● **EXERCISE INSTRUCTIONS**
The complete listing should be restated exactly.

Collected data:
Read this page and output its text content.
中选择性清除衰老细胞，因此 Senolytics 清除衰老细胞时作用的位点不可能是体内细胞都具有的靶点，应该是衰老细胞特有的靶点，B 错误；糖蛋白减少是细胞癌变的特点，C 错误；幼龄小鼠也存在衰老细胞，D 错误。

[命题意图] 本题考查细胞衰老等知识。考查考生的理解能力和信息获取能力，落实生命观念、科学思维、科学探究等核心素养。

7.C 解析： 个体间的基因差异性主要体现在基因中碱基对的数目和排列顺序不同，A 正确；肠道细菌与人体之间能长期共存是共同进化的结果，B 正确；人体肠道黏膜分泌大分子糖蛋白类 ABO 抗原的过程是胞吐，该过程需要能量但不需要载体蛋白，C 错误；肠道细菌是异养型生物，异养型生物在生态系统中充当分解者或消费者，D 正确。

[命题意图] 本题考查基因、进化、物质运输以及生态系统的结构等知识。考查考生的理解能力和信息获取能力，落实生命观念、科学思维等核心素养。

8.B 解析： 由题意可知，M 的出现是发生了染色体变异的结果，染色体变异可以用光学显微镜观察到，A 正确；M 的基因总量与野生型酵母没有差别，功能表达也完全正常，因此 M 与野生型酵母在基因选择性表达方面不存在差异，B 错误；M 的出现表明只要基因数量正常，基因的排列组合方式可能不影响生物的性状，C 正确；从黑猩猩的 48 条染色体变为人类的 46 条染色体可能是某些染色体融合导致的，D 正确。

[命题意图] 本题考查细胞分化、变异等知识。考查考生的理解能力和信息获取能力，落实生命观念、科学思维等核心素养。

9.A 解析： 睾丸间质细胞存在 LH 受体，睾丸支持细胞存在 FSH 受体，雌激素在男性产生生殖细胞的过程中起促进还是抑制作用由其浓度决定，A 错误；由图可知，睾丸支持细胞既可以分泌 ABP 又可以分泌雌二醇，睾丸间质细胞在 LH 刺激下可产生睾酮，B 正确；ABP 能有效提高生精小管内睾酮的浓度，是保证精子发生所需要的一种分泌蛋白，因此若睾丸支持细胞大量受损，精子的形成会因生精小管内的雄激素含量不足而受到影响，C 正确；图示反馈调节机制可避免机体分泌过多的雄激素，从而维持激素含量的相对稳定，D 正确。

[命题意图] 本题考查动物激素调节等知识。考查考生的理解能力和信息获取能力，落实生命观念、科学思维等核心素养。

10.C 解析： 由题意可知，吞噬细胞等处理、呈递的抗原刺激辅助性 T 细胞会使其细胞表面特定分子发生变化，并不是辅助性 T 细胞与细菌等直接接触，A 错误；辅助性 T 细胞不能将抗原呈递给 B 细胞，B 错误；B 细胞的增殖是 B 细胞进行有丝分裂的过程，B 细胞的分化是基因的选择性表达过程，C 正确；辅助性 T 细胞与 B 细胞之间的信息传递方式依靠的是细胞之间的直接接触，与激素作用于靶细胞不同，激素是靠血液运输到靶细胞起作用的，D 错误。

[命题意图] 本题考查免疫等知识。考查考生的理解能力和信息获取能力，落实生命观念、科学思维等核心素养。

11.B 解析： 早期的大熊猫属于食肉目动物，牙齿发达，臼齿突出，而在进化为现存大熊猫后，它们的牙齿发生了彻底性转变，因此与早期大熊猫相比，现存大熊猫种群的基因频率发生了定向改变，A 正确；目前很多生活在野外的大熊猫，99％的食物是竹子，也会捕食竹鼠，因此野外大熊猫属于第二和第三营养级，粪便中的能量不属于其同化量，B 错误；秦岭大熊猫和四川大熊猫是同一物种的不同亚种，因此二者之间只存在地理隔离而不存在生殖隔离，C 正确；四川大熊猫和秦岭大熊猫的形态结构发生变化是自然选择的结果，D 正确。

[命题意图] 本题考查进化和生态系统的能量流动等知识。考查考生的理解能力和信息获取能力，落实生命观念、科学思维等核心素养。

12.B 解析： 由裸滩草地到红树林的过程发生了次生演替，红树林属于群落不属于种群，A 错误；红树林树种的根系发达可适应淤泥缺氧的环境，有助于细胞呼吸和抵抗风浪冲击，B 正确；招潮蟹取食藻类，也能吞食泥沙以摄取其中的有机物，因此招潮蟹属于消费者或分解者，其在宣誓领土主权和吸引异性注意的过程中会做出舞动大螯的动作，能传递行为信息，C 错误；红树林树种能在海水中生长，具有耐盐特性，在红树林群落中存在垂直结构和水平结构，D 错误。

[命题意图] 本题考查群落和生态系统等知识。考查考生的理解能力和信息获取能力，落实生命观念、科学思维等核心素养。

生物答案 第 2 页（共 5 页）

● **TASK RESPONSE**
Read this page and output its text content.
中选择性清除衰老细胞，因此 Senolytics 清除衰老细胞时作用的位点不可能是体内细胞都具有的靶点，应该是衰老细胞特有的靶点，B 错误；糖蛋白减少是细胞癌变的特点，C 错误；幼龄小鼠也存在衰老细胞，D 错误。

[命题意图] 本题考查细胞衰老等知识。考查考生的理解能力和信息获取能力，落实生命观念、科学思维、科学探究等核心素养。

7.C 解析： 个体间的基因差异性主要体现在基因中碱基对的数目和排列顺序不同，A 正确；肠道细菌与人体之间能长期共存是共同进化的结果，B 正确；人体肠道黏膜分泌大分子糖蛋白类 ABO 抗原的过程是胞吐，该过程需要能量但不需要载体蛋白，C 错误；肠道细菌是异养型生物，异养型生物在生态系统中充当分解者或消费者，D 正确。

[命题意图] 本题考查基因、进化、物质运输以及生态系统的结构等知识。考查考生的理解能力和信息获取能力，落实生命观念、科学思维等核心素养。

8.B 解析： 由题意可知，M 的出现是发生了染色体变异的结果，染色体变异可以用光学显微镜观察到，A 正确；M 的基因总量与野生型酵母没有差别，功能表达也完全正常，因此 M 与野生型酵母在基因选择性表达方面不存在差异，B 错误；M 的出现表明只要基因数量正常，基因的排列组合方式可能不影响生物的性状，C 正确；从黑猩猩的 48 条染色体变为人类的 46 条染色体可能是某些染色体融合导致的，D 正确。

[命题意图] 本题考查细胞分化、变异等知识。考查考生的理解能力和信息获取能力，落实生命观念、科学思维等核心素养。

9.A 解析： 睾丸间质细胞存在 LH 受体，睾丸支持细胞存在 FSH 受体，雌激素在男性产生生殖细胞的过程中起促进还是抑制作用由其浓度决定，A 错误；由图可知，睾丸支持细胞既可以分泌 ABP 又可以分泌雌二醇，睾丸间质细胞在 LH 刺激下可产生睾酮，B 正确；ABP 能有效提高生精小管内睾酮的浓度，是保证精子发生所需要的一种分泌蛋白，因此若睾丸支持细胞大量受损，精子的形成会因生精小管内的雄激素含量不足而受到影响，C 正确；图示反馈调节机制可避免机体分泌过多的雄激素，从而维持激素含量的相对稳定，D 正确。

[命题意图] 本题考查动物激素调节等知识。考查考生的理解能力和信息获取能力，落实生命观念、科学思维等核心素养。

10.C 解析： 由题意可知，吞噬细胞等处理、呈递的抗原刺激辅助性 T 细胞会使其细胞表面特定分子发生变化，并不是辅助性 T 细胞与细菌等直接接触，A 错误；辅助性 T 细胞不能将抗原呈递给 B 细胞，B 错误；B 细胞的增殖是 B 细胞进行有丝分裂的过程，B 细胞的分化是基因的选择性表达过程，C 正确；辅助性 T 细胞与 B 细胞之间的信息传递方式依靠的是细胞之间的直接接触，与激素作用于靶细胞不同，激素是靠血液运输到靶细胞起作用的，D 错误。

[命题意图] 本题考查免疫等知识。考查考生的理解能力和信息获取能力，落实生命观念、科学思维等核心素养。

11.B 解析： 早期的大熊猫属于食肉目动物，牙齿发达，臼齿突出，而在进化为现存大熊猫后，它们的牙齿发生了彻底性转变，因此与早期大熊猫相比，现存大熊猫种群的基因频率发生了定向改变，A 正确；目前很多生活在野外的大熊猫，99％的食物是竹子，也会捕食竹鼠，因此野外大熊猫属于第二和第三营养级，粪便中的能量不属于其同化量，B 错误；秦岭大熊猫和四川大熊猫是同一物种的不同亚种，因此二者之间只存在地理隔离而不存在生殖隔离，C 正确；四川大熊猫和秦岭大熊猫的形态结构发生变化是自然选择的结果，D 正确。

[命题意图] 本题考查进化和生态系统的能量流动等知识。考查考生的理解能力和信息获取能力，落实生命观念、科学思维等核心素养。

12.B 解析： 由裸滩草地到红树林的过程发生了次生演替，红树林属于群落不属于种群，A 错误；红树林树种的根系发达可适应淤泥缺氧的环境，有助于细胞呼吸和抵抗风浪冲击，B 正确；招潮蟹取食藻类，也能吞食泥沙以摄取其中的有机物，因此招潮蟹属于消费者或分解者，其在宣誓领土主权和吸引异性注意的过程中会做出舞动大螯的动作，能传递行为信息，C 错误；红树林树种能在海水中生长，具有耐盐特性，在红树林群落中存在垂直结构和水平结构，D 错误。

[命题意图] 本题考查群落和生态系统等知识。考查考生的理解能力和信息获取能力，落实生命观念、科学思维等核心素养。

生物答案 第 2 页（共 5 页）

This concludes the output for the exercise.